■ **What to work on**
Please retype the data in full and exactly; the pictures are not part of the copy.

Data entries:
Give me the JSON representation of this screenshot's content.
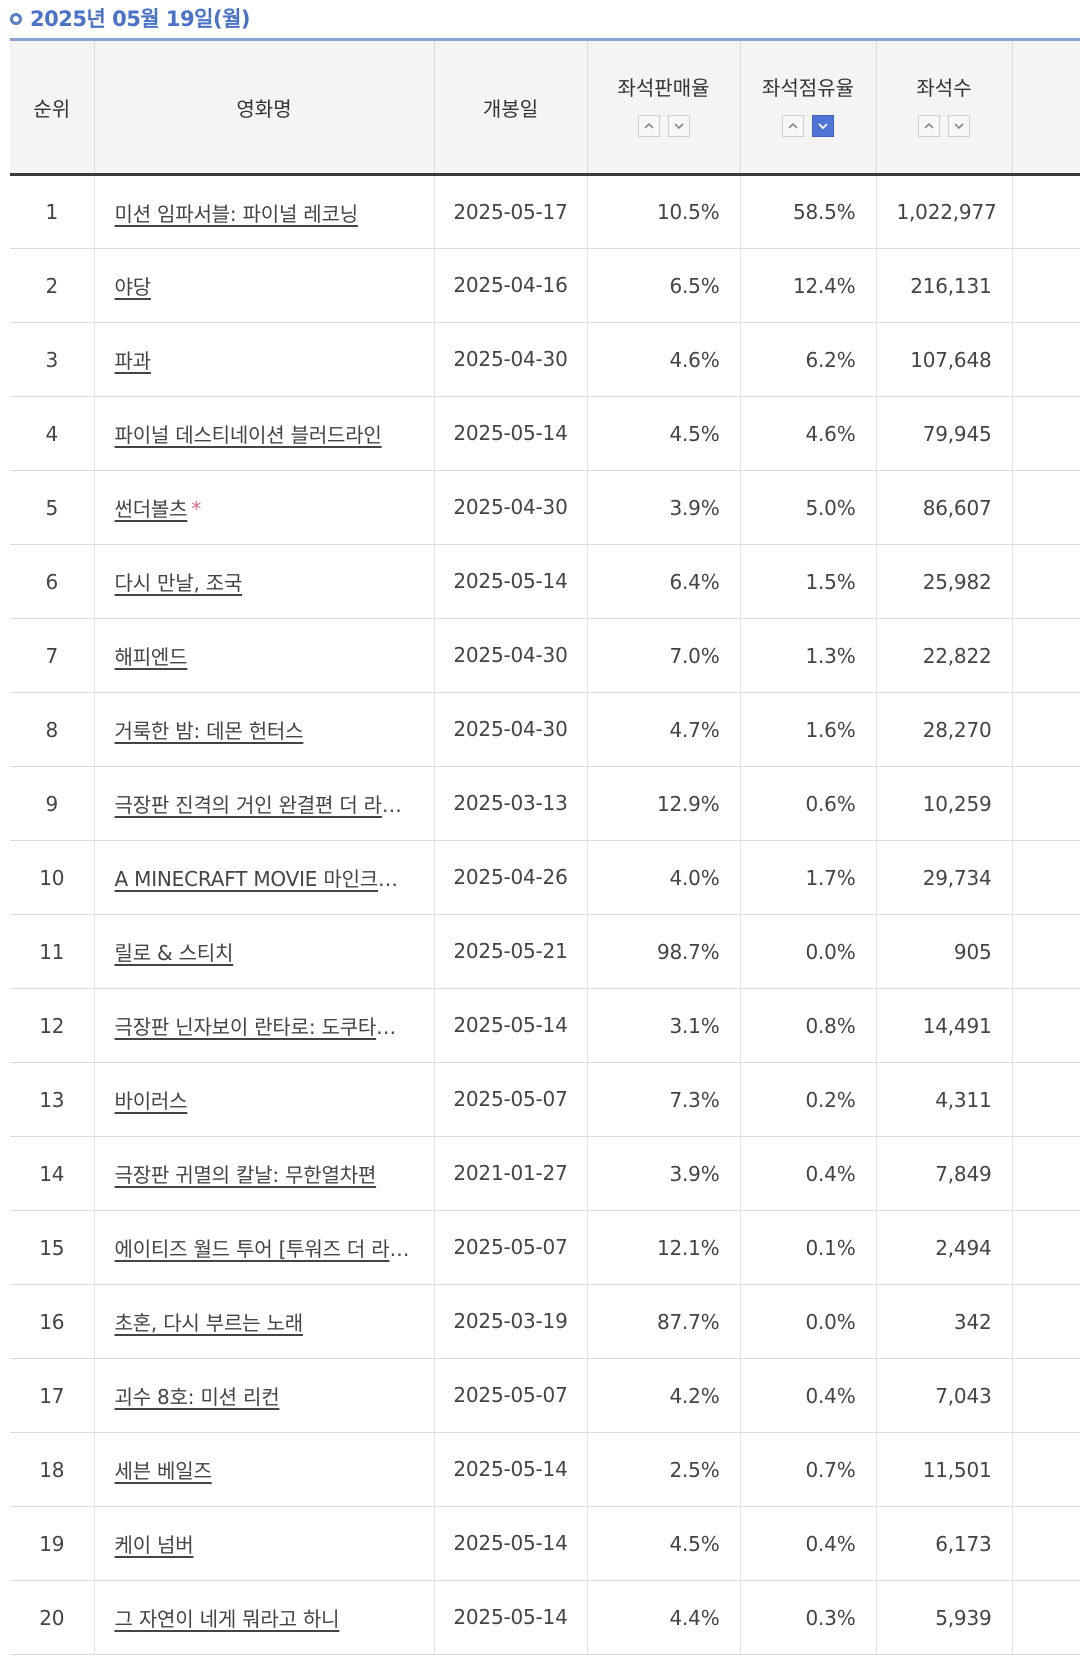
{
  "header": {
    "date": "2025년 05월 19일(월)"
  },
  "table": {
    "columns": {
      "rank": "순위",
      "title": "영화명",
      "release": "개봉일",
      "sales_rate": "좌석판매율",
      "share_rate": "좌석점유율",
      "seats": "좌석수"
    },
    "sort_active": "share_rate-desc",
    "rows": [
      {
        "rank": "1",
        "title": "미션 임파서블: 파이널 레코닝",
        "mark": "",
        "release": "2025-05-17",
        "sales": "10.5%",
        "share": "58.5%",
        "seats": "1,022,977"
      },
      {
        "rank": "2",
        "title": "야당",
        "mark": "",
        "release": "2025-04-16",
        "sales": "6.5%",
        "share": "12.4%",
        "seats": "216,131"
      },
      {
        "rank": "3",
        "title": "파과",
        "mark": "",
        "release": "2025-04-30",
        "sales": "4.6%",
        "share": "6.2%",
        "seats": "107,648"
      },
      {
        "rank": "4",
        "title": "파이널 데스티네이션 블러드라인",
        "mark": "",
        "release": "2025-05-14",
        "sales": "4.5%",
        "share": "4.6%",
        "seats": "79,945"
      },
      {
        "rank": "5",
        "title": "썬더볼츠",
        "mark": "*",
        "release": "2025-04-30",
        "sales": "3.9%",
        "share": "5.0%",
        "seats": "86,607"
      },
      {
        "rank": "6",
        "title": "다시 만날, 조국",
        "mark": "",
        "release": "2025-05-14",
        "sales": "6.4%",
        "share": "1.5%",
        "seats": "25,982"
      },
      {
        "rank": "7",
        "title": "해피엔드",
        "mark": "",
        "release": "2025-04-30",
        "sales": "7.0%",
        "share": "1.3%",
        "seats": "22,822"
      },
      {
        "rank": "8",
        "title": "거룩한 밤: 데몬 헌터스",
        "mark": "",
        "release": "2025-04-30",
        "sales": "4.7%",
        "share": "1.6%",
        "seats": "28,270"
      },
      {
        "rank": "9",
        "title": "극장판 진격의 거인 완결편 더 라스트 어택",
        "mark": "",
        "release": "2025-03-13",
        "sales": "12.9%",
        "share": "0.6%",
        "seats": "10,259"
      },
      {
        "rank": "10",
        "title": "A MINECRAFT MOVIE 마인크래프트 무비",
        "mark": "",
        "release": "2025-04-26",
        "sales": "4.0%",
        "share": "1.7%",
        "seats": "29,734"
      },
      {
        "rank": "11",
        "title": "릴로 & 스티치",
        "mark": "",
        "release": "2025-05-21",
        "sales": "98.7%",
        "share": "0.0%",
        "seats": "905"
      },
      {
        "rank": "12",
        "title": "극장판 닌자보이 란타로: 도쿠타케 닌자대의 최강 군사",
        "mark": "",
        "release": "2025-05-14",
        "sales": "3.1%",
        "share": "0.8%",
        "seats": "14,491"
      },
      {
        "rank": "13",
        "title": "바이러스",
        "mark": "",
        "release": "2025-05-07",
        "sales": "7.3%",
        "share": "0.2%",
        "seats": "4,311"
      },
      {
        "rank": "14",
        "title": "극장판 귀멸의 칼날: 무한열차편",
        "mark": "",
        "release": "2021-01-27",
        "sales": "3.9%",
        "share": "0.4%",
        "seats": "7,849"
      },
      {
        "rank": "15",
        "title": "에이티즈 월드 투어 [투워즈 더 라이트: 윌 투 파워] 인 시네마",
        "mark": "",
        "release": "2025-05-07",
        "sales": "12.1%",
        "share": "0.1%",
        "seats": "2,494"
      },
      {
        "rank": "16",
        "title": "초혼, 다시 부르는 노래",
        "mark": "",
        "release": "2025-03-19",
        "sales": "87.7%",
        "share": "0.0%",
        "seats": "342"
      },
      {
        "rank": "17",
        "title": "괴수 8호: 미션 리컨",
        "mark": "",
        "release": "2025-05-07",
        "sales": "4.2%",
        "share": "0.4%",
        "seats": "7,043"
      },
      {
        "rank": "18",
        "title": "세븐 베일즈",
        "mark": "",
        "release": "2025-05-14",
        "sales": "2.5%",
        "share": "0.7%",
        "seats": "11,501"
      },
      {
        "rank": "19",
        "title": "케이 넘버",
        "mark": "",
        "release": "2025-05-14",
        "sales": "4.5%",
        "share": "0.4%",
        "seats": "6,173"
      },
      {
        "rank": "20",
        "title": "그 자연이 네게 뭐라고 하니",
        "mark": "",
        "release": "2025-05-14",
        "sales": "4.4%",
        "share": "0.3%",
        "seats": "5,939"
      }
    ]
  }
}
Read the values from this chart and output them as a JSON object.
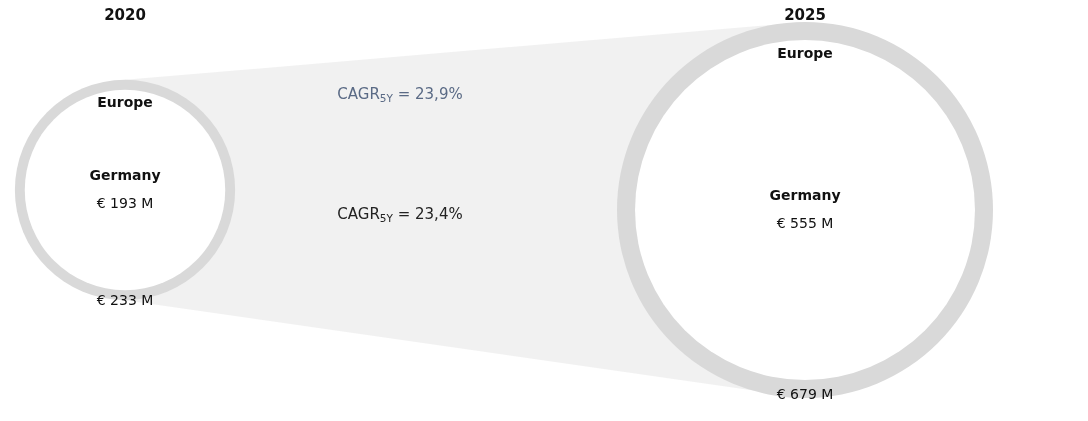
{
  "chart_data": {
    "type": "other",
    "categories": [
      "2020",
      "2025"
    ],
    "series": [
      {
        "name": "Europe",
        "color": "#d9d9d9",
        "values": [
          233,
          679
        ],
        "value_labels": [
          "€ 233 M",
          "€ 679 M"
        ]
      },
      {
        "name": "Germany",
        "color": "#ffffff",
        "values": [
          193,
          555
        ],
        "value_labels": [
          "€ 193 M",
          "€ 555 M"
        ]
      }
    ],
    "annotations": [
      "CAGR$_{5Y}$ = 23,9%",
      "CAGR$_{5Y}$ = 23,4%"
    ]
  }
}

■ **Final result**
Give me the JSON representation of this screenshot's content.
{
  "header": {
    "date": "2025년 05월 19일(월)"
  },
  "table": {
    "columns": {
      "rank": "순위",
      "title": "영화명",
      "release": "개봉일",
      "sales_rate": "좌석판매율",
      "share_rate": "좌석점유율",
      "seats": "좌석수"
    },
    "sort_active": "share_rate-desc",
    "rows": [
      {
        "rank": "1",
        "title": "미션 임파서블: 파이널 레코닝",
        "mark": "",
        "release": "2025-05-17",
        "sales": "10.5%",
        "share": "58.5%",
        "seats": "1,022,977"
      },
      {
        "rank": "2",
        "title": "야당",
        "mark": "",
        "release": "2025-04-16",
        "sales": "6.5%",
        "share": "12.4%",
        "seats": "216,131"
      },
      {
        "rank": "3",
        "title": "파과",
        "mark": "",
        "release": "2025-04-30",
        "sales": "4.6%",
        "share": "6.2%",
        "seats": "107,648"
      },
      {
        "rank": "4",
        "title": "파이널 데스티네이션 블러드라인",
        "mark": "",
        "release": "2025-05-14",
        "sales": "4.5%",
        "share": "4.6%",
        "seats": "79,945"
      },
      {
        "rank": "5",
        "title": "썬더볼츠",
        "mark": "*",
        "release": "2025-04-30",
        "sales": "3.9%",
        "share": "5.0%",
        "seats": "86,607"
      },
      {
        "rank": "6",
        "title": "다시 만날, 조국",
        "mark": "",
        "release": "2025-05-14",
        "sales": "6.4%",
        "share": "1.5%",
        "seats": "25,982"
      },
      {
        "rank": "7",
        "title": "해피엔드",
        "mark": "",
        "release": "2025-04-30",
        "sales": "7.0%",
        "share": "1.3%",
        "seats": "22,822"
      },
      {
        "rank": "8",
        "title": "거룩한 밤: 데몬 헌터스",
        "mark": "",
        "release": "2025-04-30",
        "sales": "4.7%",
        "share": "1.6%",
        "seats": "28,270"
      },
      {
        "rank": "9",
        "title": "극장판 진격의 거인 완결편 더 라스트 어택",
        "mark": "",
        "release": "2025-03-13",
        "sales": "12.9%",
        "share": "0.6%",
        "seats": "10,259"
      },
      {
        "rank": "10",
        "title": "A MINECRAFT MOVIE 마인크래프트 무비",
        "mark": "",
        "release": "2025-04-26",
        "sales": "4.0%",
        "share": "1.7%",
        "seats": "29,734"
      },
      {
        "rank": "11",
        "title": "릴로 & 스티치",
        "mark": "",
        "release": "2025-05-21",
        "sales": "98.7%",
        "share": "0.0%",
        "seats": "905"
      },
      {
        "rank": "12",
        "title": "극장판 닌자보이 란타로: 도쿠타케 닌자대의 최강 군사",
        "mark": "",
        "release": "2025-05-14",
        "sales": "3.1%",
        "share": "0.8%",
        "seats": "14,491"
      },
      {
        "rank": "13",
        "title": "바이러스",
        "mark": "",
        "release": "2025-05-07",
        "sales": "7.3%",
        "share": "0.2%",
        "seats": "4,311"
      },
      {
        "rank": "14",
        "title": "극장판 귀멸의 칼날: 무한열차편",
        "mark": "",
        "release": "2021-01-27",
        "sales": "3.9%",
        "share": "0.4%",
        "seats": "7,849"
      },
      {
        "rank": "15",
        "title": "에이티즈 월드 투어 [투워즈 더 라이트: 윌 투 파워] 인 시네마",
        "mark": "",
        "release": "2025-05-07",
        "sales": "12.1%",
        "share": "0.1%",
        "seats": "2,494"
      },
      {
        "rank": "16",
        "title": "초혼, 다시 부르는 노래",
        "mark": "",
        "release": "2025-03-19",
        "sales": "87.7%",
        "share": "0.0%",
        "seats": "342"
      },
      {
        "rank": "17",
        "title": "괴수 8호: 미션 리컨",
        "mark": "",
        "release": "2025-05-07",
        "sales": "4.2%",
        "share": "0.4%",
        "seats": "7,043"
      },
      {
        "rank": "18",
        "title": "세븐 베일즈",
        "mark": "",
        "release": "2025-05-14",
        "sales": "2.5%",
        "share": "0.7%",
        "seats": "11,501"
      },
      {
        "rank": "19",
        "title": "케이 넘버",
        "mark": "",
        "release": "2025-05-14",
        "sales": "4.5%",
        "share": "0.4%",
        "seats": "6,173"
      },
      {
        "rank": "20",
        "title": "그 자연이 네게 뭐라고 하니",
        "mark": "",
        "release": "2025-05-14",
        "sales": "4.4%",
        "share": "0.3%",
        "seats": "5,939"
      }
    ]
  }
}
Read the values from this chart and output them as a JSON object.
{
  "chart_data": {
    "type": "other",
    "categories": [
      "2020",
      "2025"
    ],
    "series": [
      {
        "name": "Europe",
        "color": "#d9d9d9",
        "values": [
          233,
          679
        ],
        "value_labels": [
          "€ 233 M",
          "€ 679 M"
        ]
      },
      {
        "name": "Germany",
        "color": "#ffffff",
        "values": [
          193,
          555
        ],
        "value_labels": [
          "€ 193 M",
          "€ 555 M"
        ]
      }
    ],
    "annotations": [
      "CAGR$_{5Y}$ = 23,9%",
      "CAGR$_{5Y}$ = 23,4%"
    ]
  }
}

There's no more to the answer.